[Data records]
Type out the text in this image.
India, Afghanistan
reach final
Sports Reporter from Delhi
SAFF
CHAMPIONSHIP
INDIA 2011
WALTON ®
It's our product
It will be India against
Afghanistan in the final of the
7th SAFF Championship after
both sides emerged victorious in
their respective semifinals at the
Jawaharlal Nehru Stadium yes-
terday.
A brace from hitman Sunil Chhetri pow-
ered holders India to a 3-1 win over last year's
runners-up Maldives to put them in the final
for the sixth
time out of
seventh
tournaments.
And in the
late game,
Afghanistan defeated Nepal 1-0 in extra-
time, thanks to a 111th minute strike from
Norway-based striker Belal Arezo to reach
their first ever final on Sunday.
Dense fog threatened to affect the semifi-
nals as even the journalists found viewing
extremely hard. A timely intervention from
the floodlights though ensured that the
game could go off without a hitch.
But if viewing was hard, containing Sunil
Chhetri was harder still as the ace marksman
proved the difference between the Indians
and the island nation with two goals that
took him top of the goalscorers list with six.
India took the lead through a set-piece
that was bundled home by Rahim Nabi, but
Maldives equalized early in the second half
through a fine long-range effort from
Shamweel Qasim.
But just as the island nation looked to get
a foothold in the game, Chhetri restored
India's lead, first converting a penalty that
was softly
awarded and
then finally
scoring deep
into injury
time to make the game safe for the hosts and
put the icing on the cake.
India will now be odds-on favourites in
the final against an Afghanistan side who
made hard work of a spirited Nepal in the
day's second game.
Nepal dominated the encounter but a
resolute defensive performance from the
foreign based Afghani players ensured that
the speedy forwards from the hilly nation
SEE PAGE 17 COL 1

*What needs to be done*:
Check each line of the records above for "based", and copy those that have it.

*Correct result*:
Norway-based striker Belal Arezo to reach
foreign based Afghani players ensured that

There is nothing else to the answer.